### [GIVEN PROBLEM]
Search the records for the word "Migration" and report each line that has it.

### [MATERIAL TO PROCESS]
▼

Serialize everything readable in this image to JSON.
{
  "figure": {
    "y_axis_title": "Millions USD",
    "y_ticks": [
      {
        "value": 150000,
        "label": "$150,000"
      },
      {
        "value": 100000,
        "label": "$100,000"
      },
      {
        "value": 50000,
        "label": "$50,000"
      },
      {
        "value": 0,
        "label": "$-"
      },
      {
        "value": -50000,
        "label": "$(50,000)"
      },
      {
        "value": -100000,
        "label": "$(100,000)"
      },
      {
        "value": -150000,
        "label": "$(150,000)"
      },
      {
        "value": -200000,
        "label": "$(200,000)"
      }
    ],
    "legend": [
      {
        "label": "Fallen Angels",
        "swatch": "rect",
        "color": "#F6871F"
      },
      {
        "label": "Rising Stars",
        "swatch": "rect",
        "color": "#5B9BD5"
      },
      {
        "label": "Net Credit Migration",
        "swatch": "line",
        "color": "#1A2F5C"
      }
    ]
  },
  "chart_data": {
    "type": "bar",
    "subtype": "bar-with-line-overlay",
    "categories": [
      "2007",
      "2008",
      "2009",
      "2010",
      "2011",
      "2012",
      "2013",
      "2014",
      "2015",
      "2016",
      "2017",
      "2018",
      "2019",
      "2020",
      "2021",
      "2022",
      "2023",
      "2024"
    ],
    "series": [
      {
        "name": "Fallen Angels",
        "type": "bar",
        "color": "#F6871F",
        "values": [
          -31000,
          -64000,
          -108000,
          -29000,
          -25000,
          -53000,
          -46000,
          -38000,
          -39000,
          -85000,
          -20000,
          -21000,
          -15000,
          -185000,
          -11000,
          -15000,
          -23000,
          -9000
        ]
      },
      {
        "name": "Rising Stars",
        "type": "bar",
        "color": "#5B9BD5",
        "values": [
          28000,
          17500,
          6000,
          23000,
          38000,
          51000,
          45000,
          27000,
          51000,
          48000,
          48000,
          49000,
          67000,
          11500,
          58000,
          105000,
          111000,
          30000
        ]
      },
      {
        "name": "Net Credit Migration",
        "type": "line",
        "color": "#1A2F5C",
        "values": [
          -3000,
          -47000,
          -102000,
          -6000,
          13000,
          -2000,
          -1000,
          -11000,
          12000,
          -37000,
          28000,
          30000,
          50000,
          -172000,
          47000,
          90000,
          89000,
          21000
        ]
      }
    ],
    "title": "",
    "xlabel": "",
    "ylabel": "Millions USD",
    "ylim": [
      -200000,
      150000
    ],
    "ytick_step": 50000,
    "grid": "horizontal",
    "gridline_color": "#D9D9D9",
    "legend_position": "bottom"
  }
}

▲
▼

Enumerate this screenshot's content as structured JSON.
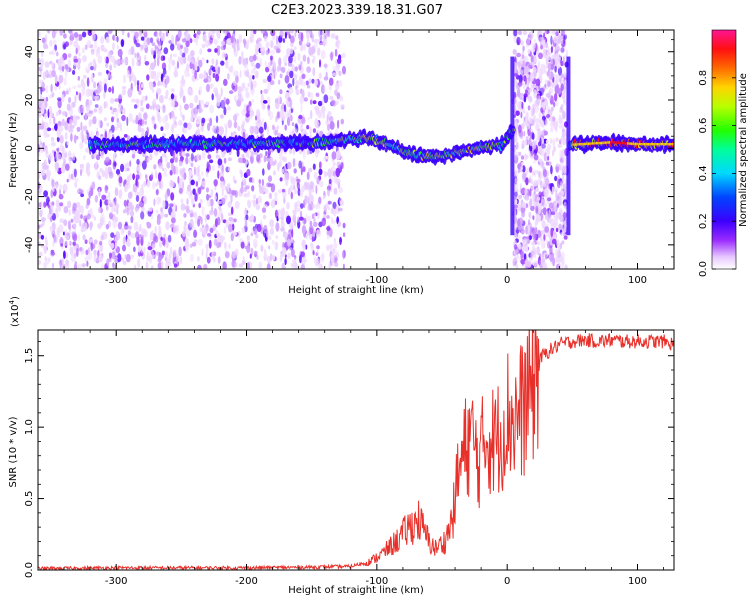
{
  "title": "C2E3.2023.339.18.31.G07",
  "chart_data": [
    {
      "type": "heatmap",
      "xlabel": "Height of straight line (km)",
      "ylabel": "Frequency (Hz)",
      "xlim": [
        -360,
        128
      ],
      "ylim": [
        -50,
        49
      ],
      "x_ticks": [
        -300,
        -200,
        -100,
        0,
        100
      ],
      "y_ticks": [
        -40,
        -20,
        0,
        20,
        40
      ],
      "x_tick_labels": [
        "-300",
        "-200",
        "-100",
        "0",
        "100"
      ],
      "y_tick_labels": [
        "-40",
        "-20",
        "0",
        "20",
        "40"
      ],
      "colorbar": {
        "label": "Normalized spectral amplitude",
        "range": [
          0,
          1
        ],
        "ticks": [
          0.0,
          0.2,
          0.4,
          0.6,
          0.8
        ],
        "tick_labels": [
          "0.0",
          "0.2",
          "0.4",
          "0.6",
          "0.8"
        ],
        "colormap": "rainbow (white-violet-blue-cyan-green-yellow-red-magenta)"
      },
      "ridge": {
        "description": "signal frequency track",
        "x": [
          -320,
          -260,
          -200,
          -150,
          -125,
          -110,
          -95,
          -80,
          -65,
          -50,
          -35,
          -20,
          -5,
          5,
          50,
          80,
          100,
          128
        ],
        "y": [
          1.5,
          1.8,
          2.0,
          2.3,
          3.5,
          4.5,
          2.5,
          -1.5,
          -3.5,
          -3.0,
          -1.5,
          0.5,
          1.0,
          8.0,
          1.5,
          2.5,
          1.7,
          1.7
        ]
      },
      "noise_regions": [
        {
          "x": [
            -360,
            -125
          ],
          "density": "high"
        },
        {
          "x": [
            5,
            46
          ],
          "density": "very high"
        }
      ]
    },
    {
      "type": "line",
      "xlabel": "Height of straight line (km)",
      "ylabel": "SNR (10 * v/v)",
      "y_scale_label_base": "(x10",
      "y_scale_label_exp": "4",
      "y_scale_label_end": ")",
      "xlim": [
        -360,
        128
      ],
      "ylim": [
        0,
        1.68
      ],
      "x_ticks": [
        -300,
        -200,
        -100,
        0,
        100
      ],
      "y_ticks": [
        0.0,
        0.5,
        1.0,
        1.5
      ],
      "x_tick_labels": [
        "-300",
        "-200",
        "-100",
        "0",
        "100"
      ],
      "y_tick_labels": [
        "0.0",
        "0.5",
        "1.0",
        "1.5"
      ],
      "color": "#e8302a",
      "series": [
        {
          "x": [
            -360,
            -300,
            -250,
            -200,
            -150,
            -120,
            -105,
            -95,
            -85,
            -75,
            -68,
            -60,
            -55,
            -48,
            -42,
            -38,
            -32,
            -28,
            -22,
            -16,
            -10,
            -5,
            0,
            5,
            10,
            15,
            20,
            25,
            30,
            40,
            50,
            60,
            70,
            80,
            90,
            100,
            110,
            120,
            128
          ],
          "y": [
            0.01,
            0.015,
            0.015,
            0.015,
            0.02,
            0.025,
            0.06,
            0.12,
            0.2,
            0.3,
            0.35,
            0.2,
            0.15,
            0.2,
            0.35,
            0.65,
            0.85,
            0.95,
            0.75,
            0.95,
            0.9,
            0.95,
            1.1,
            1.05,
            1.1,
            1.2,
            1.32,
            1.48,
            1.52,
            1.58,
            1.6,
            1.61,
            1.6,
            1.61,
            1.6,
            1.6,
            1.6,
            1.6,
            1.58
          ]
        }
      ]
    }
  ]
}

▲

### [OUTPUT OF THE EXERCISE]
        "label": "Net Credit Migration",
        "name": "Net Credit Migration",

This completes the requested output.